Which lines in the data below contain the string "screenshot"? Copy each such line in full. Uppercase and lowercase count as different.
────────────────────────────────────────
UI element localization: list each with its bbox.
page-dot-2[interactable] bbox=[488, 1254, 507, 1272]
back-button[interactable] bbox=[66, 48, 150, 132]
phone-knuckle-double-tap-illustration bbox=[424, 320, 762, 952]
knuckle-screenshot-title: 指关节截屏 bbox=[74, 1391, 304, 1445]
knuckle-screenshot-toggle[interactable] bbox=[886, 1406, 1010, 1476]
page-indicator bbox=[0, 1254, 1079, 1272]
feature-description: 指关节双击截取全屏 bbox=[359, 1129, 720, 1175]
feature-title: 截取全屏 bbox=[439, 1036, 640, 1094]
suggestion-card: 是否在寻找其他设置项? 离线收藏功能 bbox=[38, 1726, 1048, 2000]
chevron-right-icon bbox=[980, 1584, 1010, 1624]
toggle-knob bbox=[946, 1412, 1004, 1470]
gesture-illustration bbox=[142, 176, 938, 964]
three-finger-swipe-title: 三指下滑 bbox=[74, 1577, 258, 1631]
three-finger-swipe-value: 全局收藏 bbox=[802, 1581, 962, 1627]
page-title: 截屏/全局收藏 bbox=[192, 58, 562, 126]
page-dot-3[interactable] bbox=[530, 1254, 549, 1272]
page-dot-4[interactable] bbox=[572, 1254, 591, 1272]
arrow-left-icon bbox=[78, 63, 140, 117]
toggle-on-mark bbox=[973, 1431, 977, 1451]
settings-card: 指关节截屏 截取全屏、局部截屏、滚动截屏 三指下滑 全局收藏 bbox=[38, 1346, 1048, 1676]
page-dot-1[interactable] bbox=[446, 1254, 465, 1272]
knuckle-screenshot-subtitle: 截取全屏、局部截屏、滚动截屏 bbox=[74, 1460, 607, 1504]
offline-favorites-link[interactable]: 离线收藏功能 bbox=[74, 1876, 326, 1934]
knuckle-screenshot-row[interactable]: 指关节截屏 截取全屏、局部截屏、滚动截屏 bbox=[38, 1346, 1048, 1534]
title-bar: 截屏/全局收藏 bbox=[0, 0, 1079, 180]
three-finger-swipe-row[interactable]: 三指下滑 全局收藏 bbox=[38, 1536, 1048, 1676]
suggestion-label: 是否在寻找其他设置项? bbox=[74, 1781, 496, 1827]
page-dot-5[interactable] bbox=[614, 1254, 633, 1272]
────────────────────────────────────────
TASK RESPONSE:
knuckle-screenshot-title: 指关节截屏 bbox=[74, 1391, 304, 1445]
knuckle-screenshot-toggle[interactable] bbox=[886, 1406, 1010, 1476]
knuckle-screenshot-subtitle: 截取全屏、局部截屏、滚动截屏 bbox=[74, 1460, 607, 1504]
knuckle-screenshot-row[interactable]: 指关节截屏 截取全屏、局部截屏、滚动截屏 bbox=[38, 1346, 1048, 1534]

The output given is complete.